Start of EXERCISE MATERIALS

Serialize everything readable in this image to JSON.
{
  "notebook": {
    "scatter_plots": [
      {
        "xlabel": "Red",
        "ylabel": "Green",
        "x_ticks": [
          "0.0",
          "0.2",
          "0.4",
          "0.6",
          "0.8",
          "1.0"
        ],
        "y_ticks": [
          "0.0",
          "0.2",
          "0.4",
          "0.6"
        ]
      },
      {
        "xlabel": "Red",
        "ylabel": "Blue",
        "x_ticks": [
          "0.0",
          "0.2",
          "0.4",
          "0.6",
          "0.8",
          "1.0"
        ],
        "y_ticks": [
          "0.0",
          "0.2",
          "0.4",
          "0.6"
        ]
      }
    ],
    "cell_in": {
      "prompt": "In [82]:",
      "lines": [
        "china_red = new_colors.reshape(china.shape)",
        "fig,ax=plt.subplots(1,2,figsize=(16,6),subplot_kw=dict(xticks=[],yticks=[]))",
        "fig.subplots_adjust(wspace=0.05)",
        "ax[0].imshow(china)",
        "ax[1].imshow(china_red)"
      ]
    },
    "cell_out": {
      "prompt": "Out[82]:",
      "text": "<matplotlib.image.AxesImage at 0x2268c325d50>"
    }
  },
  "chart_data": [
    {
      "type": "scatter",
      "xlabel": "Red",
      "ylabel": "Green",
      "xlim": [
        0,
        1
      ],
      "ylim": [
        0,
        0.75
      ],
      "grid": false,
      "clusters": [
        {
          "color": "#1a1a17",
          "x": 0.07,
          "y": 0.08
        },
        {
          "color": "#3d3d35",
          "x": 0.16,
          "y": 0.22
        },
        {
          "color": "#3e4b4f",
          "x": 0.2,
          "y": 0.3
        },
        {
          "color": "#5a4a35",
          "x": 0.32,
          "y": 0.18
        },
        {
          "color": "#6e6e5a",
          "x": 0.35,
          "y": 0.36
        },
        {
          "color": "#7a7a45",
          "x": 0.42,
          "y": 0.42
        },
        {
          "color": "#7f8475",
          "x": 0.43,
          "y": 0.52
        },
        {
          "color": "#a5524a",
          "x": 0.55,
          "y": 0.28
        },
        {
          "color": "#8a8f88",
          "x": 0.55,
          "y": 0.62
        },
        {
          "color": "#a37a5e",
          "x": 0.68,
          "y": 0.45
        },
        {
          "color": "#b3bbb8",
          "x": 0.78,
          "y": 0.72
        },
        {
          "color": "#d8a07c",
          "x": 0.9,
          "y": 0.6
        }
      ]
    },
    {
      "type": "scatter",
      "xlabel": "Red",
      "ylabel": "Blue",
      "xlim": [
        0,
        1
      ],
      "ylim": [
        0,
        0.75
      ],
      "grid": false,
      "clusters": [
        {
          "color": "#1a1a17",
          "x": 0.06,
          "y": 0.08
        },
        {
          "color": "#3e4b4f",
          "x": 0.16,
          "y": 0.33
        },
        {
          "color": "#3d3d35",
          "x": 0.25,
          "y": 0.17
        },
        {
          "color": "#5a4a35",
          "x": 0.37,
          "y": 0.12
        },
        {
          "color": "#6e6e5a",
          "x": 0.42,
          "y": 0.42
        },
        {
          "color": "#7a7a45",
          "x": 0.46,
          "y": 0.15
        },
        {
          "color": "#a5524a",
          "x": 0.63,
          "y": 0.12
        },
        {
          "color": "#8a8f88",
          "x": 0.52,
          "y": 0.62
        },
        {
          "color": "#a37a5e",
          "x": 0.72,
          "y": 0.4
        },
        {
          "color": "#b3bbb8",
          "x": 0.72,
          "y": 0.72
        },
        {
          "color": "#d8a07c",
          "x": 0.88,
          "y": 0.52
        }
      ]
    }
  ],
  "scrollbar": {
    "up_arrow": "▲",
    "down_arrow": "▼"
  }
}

End of EXERCISE MATERIALS

__REQUIREMENTS__:
Isolate the lines above that contain the word "ylabel" and copy them.

__ANSWER FOR THIS EXERCISE__:
        "ylabel": "Green",
        "ylabel": "Blue",
      "ylabel": "Green",
      "ylabel": "Blue",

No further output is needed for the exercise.